>> START

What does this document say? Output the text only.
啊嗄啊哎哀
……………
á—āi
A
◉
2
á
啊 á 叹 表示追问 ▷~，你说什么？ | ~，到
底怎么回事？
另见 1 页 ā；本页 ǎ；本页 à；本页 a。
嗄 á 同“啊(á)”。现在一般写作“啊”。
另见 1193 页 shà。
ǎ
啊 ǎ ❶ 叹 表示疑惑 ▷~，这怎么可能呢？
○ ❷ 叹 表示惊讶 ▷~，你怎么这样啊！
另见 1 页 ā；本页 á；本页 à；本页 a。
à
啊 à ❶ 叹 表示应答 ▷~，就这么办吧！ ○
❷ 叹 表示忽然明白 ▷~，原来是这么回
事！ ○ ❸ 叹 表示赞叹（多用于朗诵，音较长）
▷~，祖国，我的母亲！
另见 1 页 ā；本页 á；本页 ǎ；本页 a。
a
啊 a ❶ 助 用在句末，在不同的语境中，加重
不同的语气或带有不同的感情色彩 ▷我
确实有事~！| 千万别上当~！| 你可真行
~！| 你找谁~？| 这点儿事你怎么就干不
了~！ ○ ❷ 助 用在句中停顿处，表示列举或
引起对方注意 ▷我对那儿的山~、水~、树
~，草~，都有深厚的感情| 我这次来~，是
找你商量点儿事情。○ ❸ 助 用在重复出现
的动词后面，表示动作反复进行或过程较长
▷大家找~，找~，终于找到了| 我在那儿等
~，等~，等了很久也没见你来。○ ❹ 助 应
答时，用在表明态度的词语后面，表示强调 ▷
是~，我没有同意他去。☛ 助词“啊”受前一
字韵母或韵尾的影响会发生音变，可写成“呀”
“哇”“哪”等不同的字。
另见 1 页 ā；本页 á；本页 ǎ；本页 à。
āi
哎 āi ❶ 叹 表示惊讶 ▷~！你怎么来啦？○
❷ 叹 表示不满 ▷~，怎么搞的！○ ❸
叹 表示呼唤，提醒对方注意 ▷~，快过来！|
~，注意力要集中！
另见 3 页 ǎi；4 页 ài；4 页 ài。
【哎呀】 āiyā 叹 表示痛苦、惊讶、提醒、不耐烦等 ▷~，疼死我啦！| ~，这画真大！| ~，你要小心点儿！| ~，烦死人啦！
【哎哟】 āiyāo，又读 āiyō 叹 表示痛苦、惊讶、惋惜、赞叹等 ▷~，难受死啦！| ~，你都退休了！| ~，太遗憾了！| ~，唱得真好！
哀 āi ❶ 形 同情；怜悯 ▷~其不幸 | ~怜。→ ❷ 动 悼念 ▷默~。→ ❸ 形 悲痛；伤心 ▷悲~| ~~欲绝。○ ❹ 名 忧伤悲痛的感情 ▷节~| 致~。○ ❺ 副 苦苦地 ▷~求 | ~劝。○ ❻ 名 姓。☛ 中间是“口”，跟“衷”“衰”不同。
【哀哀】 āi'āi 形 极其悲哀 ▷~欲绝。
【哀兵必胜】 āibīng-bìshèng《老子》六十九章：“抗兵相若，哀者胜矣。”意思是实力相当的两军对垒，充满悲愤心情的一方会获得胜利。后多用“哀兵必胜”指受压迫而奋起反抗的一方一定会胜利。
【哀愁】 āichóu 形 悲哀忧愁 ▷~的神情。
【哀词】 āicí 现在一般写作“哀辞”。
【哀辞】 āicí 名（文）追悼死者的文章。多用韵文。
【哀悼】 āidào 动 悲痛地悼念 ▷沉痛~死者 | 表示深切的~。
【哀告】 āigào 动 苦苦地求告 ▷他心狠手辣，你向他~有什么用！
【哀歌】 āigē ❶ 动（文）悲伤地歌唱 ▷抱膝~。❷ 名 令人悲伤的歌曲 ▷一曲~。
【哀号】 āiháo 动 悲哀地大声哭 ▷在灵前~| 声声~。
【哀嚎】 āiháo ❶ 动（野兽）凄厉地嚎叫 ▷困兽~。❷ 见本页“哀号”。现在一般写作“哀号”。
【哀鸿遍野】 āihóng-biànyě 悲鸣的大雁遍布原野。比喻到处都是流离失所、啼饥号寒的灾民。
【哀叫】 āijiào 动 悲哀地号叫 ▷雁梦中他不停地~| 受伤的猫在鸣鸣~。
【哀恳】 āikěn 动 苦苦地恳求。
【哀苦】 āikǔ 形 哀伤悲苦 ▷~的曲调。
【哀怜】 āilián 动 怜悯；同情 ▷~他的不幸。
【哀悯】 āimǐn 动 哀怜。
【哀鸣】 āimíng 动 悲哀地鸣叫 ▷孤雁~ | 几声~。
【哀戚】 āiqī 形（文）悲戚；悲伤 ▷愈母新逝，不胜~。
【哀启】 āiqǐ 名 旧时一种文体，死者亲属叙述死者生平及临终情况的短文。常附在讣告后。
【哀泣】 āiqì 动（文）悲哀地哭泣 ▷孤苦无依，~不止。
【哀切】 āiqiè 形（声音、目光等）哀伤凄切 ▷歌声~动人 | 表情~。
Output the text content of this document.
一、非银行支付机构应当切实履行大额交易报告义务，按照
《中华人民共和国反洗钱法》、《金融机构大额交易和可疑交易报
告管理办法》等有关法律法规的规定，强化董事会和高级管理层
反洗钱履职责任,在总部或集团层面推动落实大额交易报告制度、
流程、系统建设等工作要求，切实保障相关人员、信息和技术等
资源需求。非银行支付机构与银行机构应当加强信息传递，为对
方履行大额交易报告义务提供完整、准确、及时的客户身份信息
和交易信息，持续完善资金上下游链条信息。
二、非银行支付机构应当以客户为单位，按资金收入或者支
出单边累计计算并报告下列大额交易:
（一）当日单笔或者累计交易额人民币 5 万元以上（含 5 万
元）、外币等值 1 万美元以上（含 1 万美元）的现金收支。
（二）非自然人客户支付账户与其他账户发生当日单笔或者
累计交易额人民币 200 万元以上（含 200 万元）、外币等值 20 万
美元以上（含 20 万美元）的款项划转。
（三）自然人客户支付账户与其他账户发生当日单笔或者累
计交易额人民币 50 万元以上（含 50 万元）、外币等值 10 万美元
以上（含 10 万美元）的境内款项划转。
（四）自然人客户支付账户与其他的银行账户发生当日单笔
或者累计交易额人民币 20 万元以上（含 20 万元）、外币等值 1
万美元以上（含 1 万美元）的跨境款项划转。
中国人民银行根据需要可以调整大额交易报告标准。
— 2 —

>> END

**DIRECTIONS FOR THIS TASK**.
Lines containing the string "万元以上" are to be selected and copied.

**RESPONSE**.
（一）当日单笔或者累计交易额人民币 5 万元以上（含 5 万
累计交易额人民币 200 万元以上（含 200 万元）、外币等值 20 万
计交易额人民币 50 万元以上（含 50 万元）、外币等值 10 万美元
或者累计交易额人民币 20 万元以上（含 20 万元）、外币等值 1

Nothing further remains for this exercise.